Instructions to follow: Below are the records. List every line holding the word "的面积取最大值".
++++ Listing
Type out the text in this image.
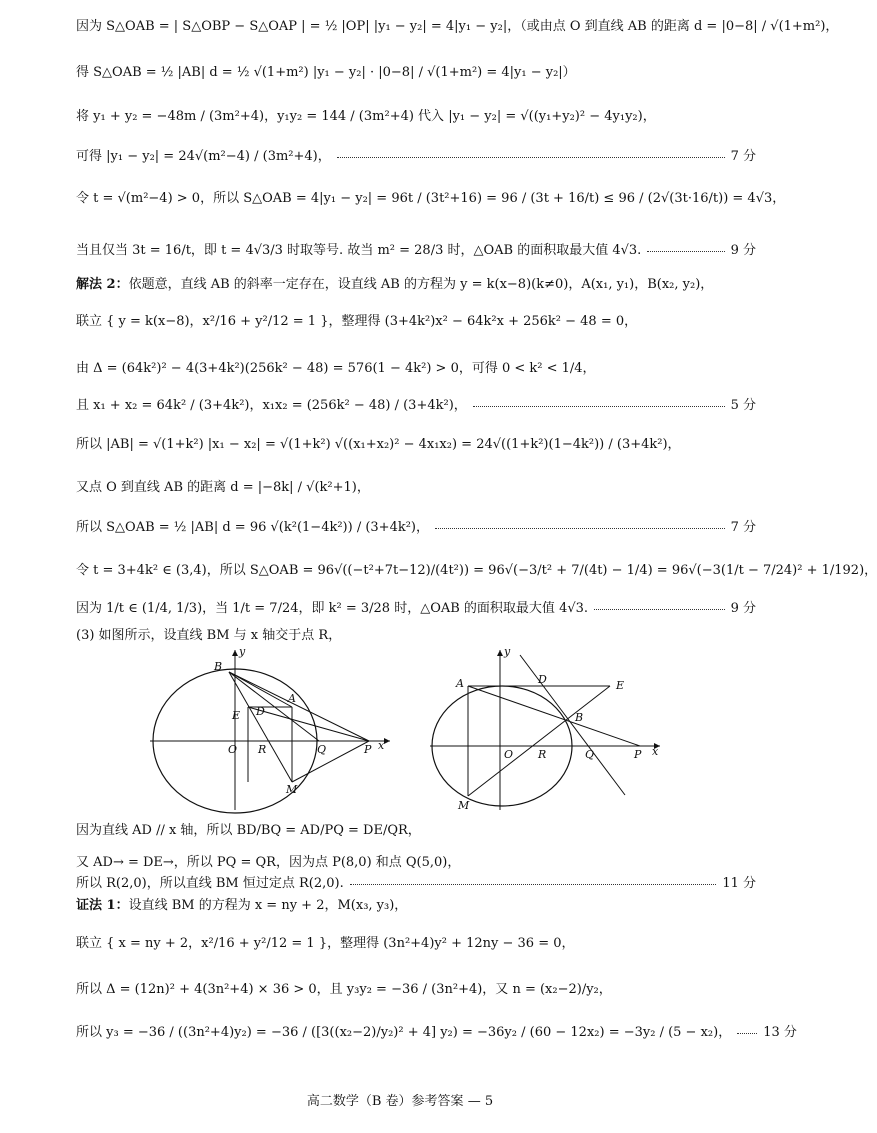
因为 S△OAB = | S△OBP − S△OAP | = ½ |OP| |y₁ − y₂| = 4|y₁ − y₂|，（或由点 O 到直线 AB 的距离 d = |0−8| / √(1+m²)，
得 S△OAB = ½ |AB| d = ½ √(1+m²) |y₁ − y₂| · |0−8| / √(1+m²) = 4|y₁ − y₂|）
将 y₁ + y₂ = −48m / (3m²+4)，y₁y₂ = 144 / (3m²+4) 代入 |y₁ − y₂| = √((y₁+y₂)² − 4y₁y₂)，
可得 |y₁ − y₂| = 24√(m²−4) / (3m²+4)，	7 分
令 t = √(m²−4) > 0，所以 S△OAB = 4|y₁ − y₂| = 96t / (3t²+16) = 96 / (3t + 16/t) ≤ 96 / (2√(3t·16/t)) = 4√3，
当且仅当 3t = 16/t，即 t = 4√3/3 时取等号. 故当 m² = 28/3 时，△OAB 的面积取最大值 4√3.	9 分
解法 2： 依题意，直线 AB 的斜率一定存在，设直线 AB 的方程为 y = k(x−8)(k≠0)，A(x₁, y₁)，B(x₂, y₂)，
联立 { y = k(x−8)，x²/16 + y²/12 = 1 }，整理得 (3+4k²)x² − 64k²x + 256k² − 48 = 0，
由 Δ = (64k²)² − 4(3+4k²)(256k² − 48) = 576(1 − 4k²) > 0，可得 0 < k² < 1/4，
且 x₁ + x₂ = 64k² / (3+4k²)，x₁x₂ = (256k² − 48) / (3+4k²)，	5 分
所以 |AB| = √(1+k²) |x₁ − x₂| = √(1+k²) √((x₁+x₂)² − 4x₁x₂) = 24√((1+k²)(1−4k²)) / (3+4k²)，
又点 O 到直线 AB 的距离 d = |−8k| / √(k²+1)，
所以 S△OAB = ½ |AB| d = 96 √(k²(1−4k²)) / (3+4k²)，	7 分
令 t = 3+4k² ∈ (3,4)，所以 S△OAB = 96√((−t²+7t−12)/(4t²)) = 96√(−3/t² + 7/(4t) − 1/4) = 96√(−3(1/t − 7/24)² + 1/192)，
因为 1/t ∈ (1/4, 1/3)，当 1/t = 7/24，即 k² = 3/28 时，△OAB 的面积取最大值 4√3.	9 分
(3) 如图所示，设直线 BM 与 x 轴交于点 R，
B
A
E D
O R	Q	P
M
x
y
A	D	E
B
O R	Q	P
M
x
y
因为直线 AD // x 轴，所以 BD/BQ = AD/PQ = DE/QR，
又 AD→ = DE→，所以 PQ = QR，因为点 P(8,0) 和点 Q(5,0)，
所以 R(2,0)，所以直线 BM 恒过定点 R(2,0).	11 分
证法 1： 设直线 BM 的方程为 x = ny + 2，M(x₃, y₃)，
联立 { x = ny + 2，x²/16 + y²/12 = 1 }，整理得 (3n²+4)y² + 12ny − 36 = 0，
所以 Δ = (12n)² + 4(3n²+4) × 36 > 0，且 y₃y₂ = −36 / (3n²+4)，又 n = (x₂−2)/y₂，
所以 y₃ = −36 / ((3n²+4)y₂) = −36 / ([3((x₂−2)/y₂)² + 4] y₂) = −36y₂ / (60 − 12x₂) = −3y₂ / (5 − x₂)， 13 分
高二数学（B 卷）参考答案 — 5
++++++++
Solution to this task:
当且仅当 3t = 16/t，即 t = 4√3/3 时取等号. 故当 m² = 28/3 时，△OAB 的面积取最大值 4√3.	9 分
因为 1/t ∈ (1/4, 1/3)，当 1/t = 7/24，即 k² = 3/28 时，△OAB 的面积取最大值 4√3.	9 分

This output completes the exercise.